__Task description__: Lift every line from the entries that includes the word "việc".

##### Information shown #####

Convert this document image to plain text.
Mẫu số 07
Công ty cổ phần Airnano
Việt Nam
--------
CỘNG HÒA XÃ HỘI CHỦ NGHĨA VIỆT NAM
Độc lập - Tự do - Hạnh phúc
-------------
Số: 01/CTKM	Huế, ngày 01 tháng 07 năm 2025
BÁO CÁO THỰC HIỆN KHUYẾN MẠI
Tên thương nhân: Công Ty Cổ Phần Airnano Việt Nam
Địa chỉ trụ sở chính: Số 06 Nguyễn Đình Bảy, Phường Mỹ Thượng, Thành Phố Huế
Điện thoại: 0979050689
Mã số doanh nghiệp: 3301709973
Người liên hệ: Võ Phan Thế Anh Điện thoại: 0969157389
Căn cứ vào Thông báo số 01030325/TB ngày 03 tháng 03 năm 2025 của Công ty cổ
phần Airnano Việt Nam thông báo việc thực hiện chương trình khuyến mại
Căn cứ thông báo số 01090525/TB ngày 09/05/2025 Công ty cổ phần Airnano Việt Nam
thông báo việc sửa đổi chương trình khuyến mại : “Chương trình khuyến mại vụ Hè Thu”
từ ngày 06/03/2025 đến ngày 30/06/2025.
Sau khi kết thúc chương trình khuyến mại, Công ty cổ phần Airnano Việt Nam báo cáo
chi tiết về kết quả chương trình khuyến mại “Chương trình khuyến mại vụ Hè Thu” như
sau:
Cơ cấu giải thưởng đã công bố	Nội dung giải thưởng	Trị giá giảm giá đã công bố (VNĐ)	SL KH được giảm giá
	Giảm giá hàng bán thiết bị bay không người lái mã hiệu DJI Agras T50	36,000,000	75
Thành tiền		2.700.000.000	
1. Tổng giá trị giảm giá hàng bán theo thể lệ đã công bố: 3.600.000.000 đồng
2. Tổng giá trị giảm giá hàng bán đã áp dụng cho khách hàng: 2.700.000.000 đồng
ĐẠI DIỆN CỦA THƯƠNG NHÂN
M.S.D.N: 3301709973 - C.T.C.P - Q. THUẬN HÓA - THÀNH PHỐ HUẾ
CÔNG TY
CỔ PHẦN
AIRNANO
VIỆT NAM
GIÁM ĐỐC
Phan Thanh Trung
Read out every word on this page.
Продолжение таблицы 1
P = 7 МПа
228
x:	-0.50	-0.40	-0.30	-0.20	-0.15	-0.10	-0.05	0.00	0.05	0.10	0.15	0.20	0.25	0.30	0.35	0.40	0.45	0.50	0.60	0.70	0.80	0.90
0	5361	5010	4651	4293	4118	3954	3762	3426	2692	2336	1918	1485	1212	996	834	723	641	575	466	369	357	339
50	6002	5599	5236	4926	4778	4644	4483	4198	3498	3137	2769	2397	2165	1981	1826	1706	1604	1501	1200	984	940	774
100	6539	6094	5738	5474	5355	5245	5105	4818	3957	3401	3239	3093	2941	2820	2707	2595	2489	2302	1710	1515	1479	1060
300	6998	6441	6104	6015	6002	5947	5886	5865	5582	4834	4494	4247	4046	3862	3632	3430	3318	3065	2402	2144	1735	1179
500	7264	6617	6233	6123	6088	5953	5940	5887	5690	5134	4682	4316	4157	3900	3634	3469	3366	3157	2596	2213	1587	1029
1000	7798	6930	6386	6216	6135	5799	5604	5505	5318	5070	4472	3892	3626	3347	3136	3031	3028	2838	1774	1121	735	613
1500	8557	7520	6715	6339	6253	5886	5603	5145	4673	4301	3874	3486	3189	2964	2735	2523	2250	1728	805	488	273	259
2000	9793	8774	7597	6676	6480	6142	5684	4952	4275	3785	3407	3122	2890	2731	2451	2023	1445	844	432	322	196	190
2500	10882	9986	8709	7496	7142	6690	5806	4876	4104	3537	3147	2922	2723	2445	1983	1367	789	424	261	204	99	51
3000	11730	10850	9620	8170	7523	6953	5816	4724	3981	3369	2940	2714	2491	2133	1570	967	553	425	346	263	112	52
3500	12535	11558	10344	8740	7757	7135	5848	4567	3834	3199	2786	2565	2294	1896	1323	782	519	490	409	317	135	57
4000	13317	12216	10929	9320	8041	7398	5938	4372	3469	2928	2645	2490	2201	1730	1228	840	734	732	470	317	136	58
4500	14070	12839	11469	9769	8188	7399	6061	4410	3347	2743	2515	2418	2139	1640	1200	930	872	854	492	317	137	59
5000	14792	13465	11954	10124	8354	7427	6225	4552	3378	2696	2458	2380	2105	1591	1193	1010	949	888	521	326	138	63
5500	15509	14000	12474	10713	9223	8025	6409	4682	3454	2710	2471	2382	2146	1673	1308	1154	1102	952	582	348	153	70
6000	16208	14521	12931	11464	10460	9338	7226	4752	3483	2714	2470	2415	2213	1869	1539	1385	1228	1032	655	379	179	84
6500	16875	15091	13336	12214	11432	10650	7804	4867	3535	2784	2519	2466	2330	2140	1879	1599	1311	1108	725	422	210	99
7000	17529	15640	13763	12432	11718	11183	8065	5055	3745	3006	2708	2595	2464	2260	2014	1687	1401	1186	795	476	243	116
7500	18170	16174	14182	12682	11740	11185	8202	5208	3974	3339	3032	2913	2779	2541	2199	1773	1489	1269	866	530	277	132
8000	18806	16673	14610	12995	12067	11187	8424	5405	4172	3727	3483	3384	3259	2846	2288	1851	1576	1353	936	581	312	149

#####

__Solution to the problem__:
phần Airnano Việt Nam thông báo việc thực hiện chương trình khuyến mại
thông báo việc sửa đổi chương trình khuyến mại : “Chương trình khuyến mại vụ Hè Thu”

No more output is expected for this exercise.